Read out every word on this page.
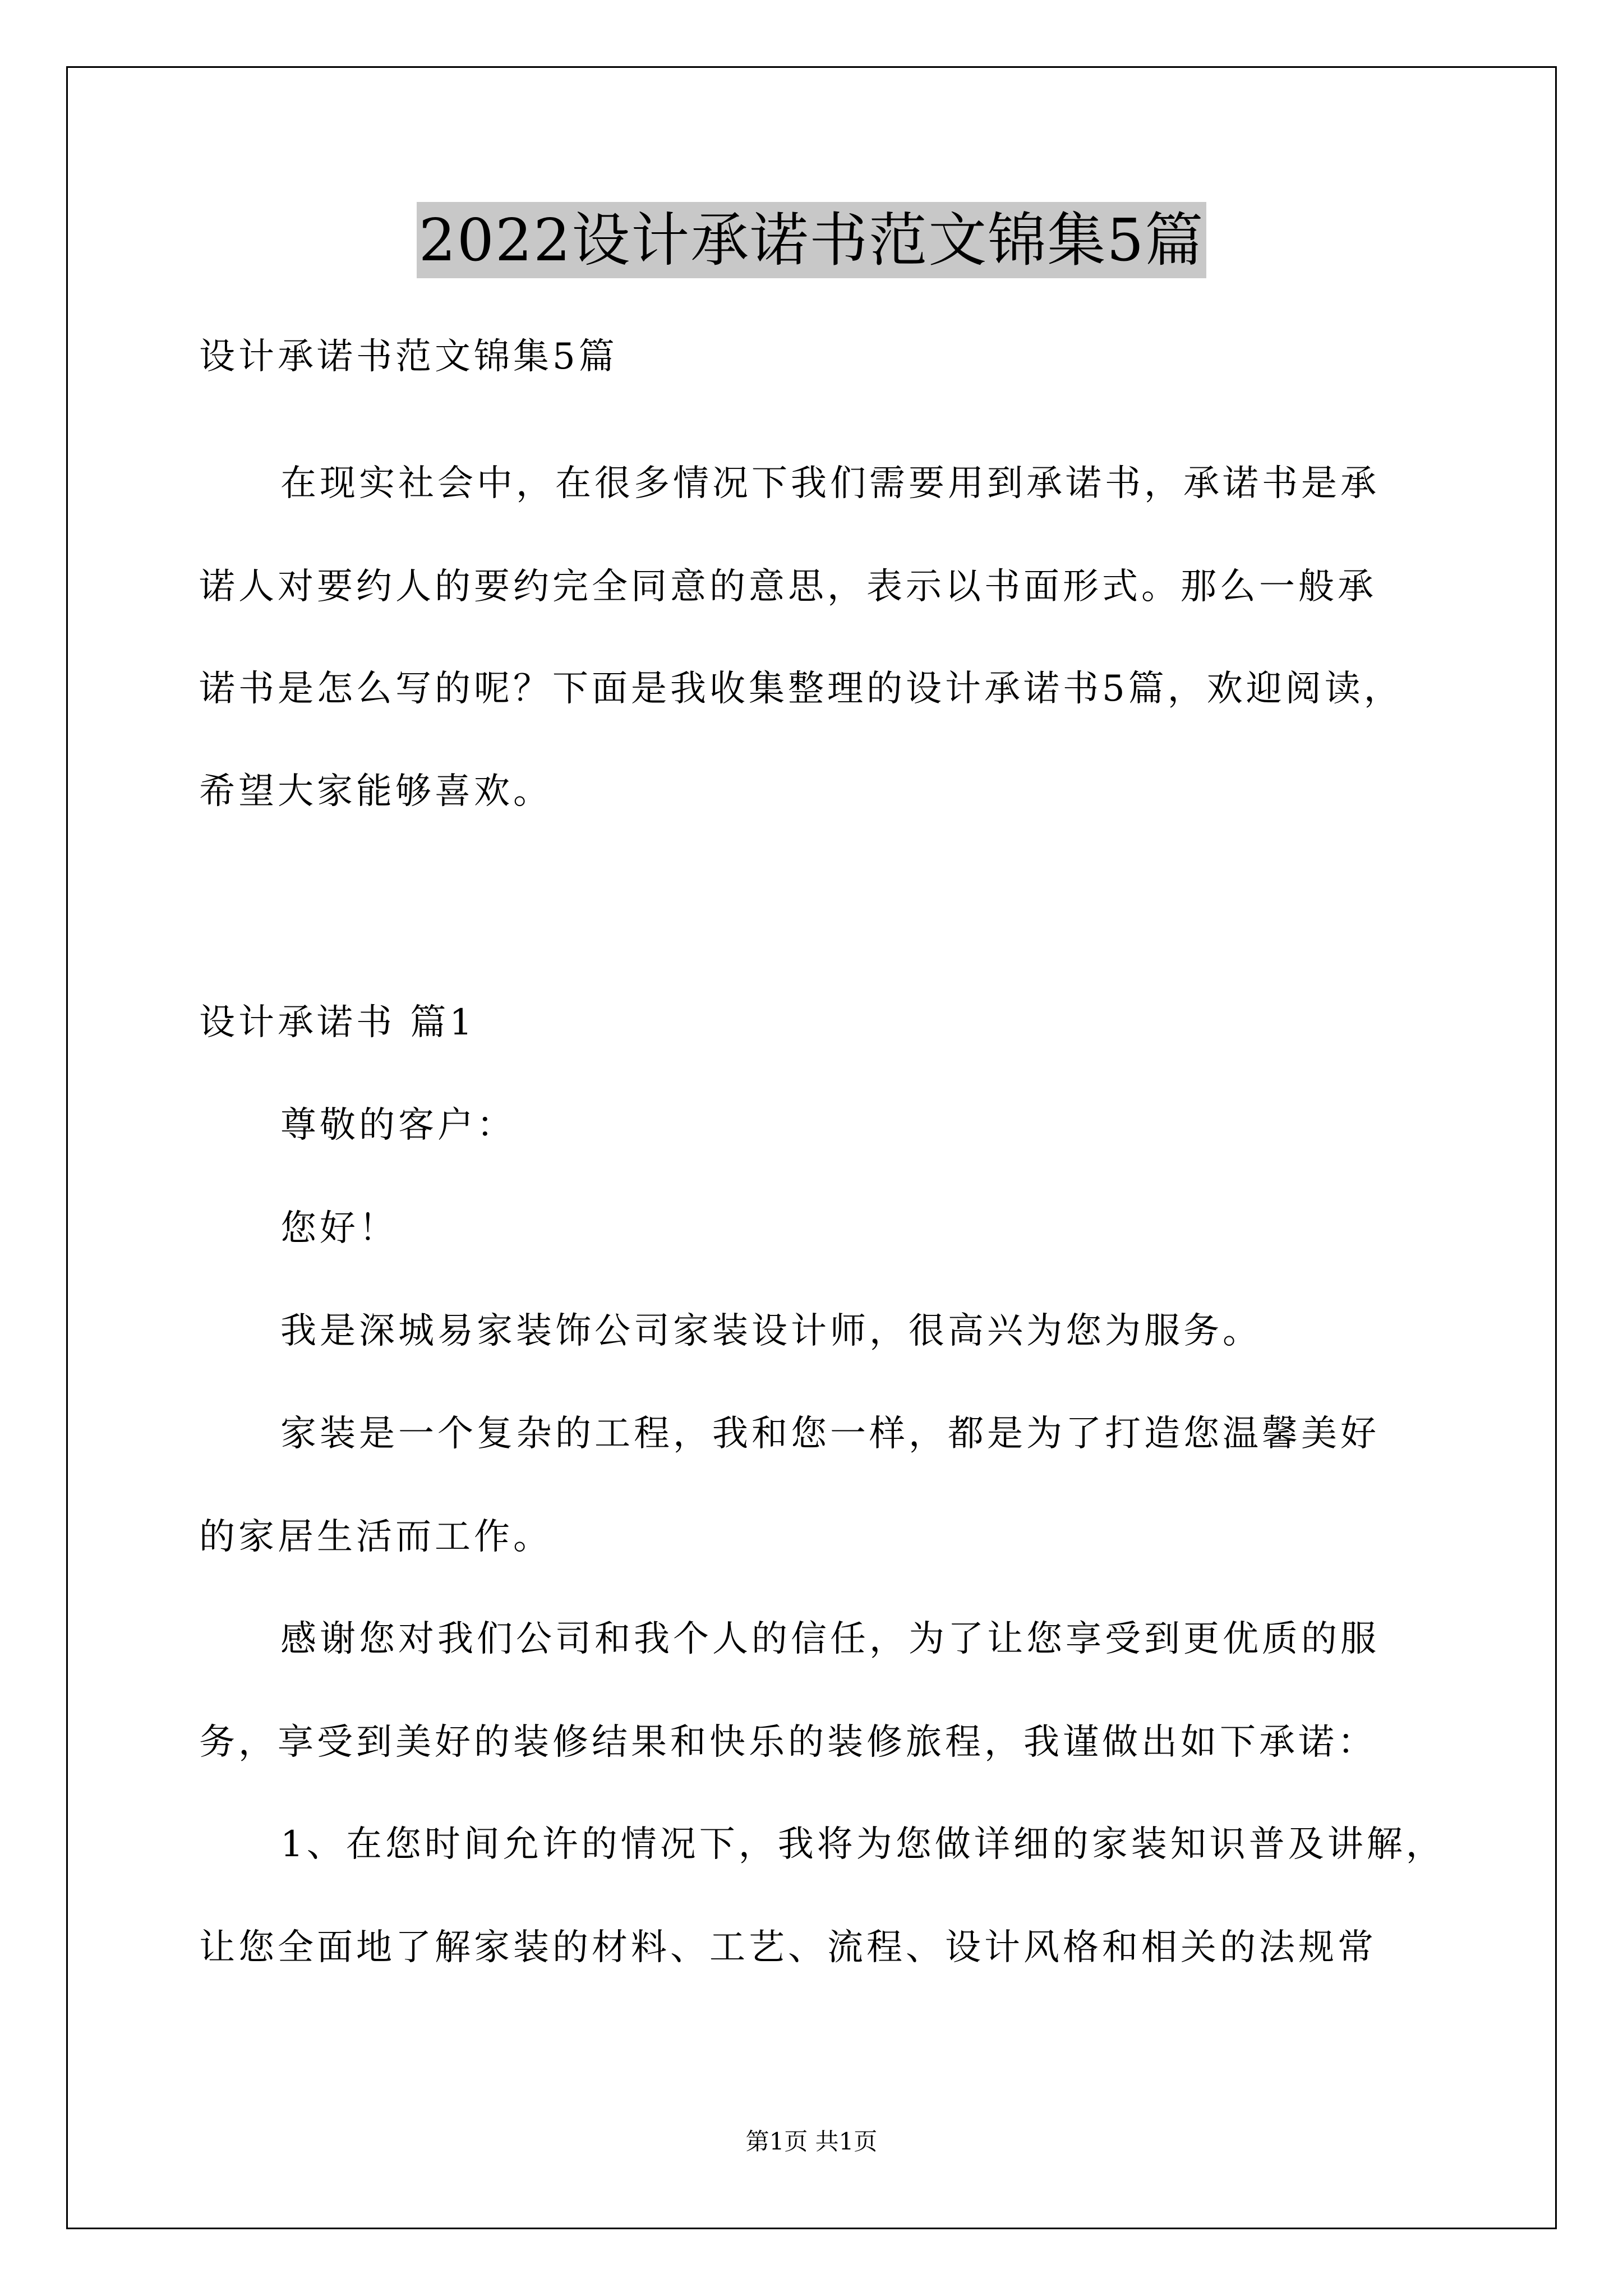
2022设计承诺书范文锦集5篇
设计承诺书范文锦集5篇
在现实社会中，在很多情况下我们需要用到承诺书，承诺书是承
诺人对要约人的要约完全同意的意思，表示以书面形式。那么一般承
诺书是怎么写的呢？下面是我收集整理的设计承诺书5篇，欢迎阅读，
希望大家能够喜欢。
设计承诺书 篇1
尊敬的客户：
您好！
我是深城易家装饰公司家装设计师，很高兴为您为服务。
家装是一个复杂的工程，我和您一样，都是为了打造您温馨美好
的家居生活而工作。
感谢您对我们公司和我个人的信任，为了让您享受到更优质的服
务，享受到美好的装修结果和快乐的装修旅程，我谨做出如下承诺：
1、在您时间允许的情况下，我将为您做详细的家装知识普及讲解，
让您全面地了解家装的材料、工艺、流程、设计风格和相关的法规常
第1页 共1页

- SHORT EXERCISE -
The material above must be printed exactly, with its pictures left out.

- SOLUTION FOR THIS EXERCISE -
Read out every word on this page.
2022设计承诺书范文锦集5篇
设计承诺书范文锦集5篇
在现实社会中，在很多情况下我们需要用到承诺书，承诺书是承
诺人对要约人的要约完全同意的意思，表示以书面形式。那么一般承
诺书是怎么写的呢？下面是我收集整理的设计承诺书5篇，欢迎阅读，
希望大家能够喜欢。
设计承诺书 篇1
尊敬的客户：
您好！
我是深城易家装饰公司家装设计师，很高兴为您为服务。
家装是一个复杂的工程，我和您一样，都是为了打造您温馨美好
的家居生活而工作。
感谢您对我们公司和我个人的信任，为了让您享受到更优质的服
务，享受到美好的装修结果和快乐的装修旅程，我谨做出如下承诺：
1、在您时间允许的情况下，我将为您做详细的家装知识普及讲解，
让您全面地了解家装的材料、工艺、流程、设计风格和相关的法规常
第1页 共1页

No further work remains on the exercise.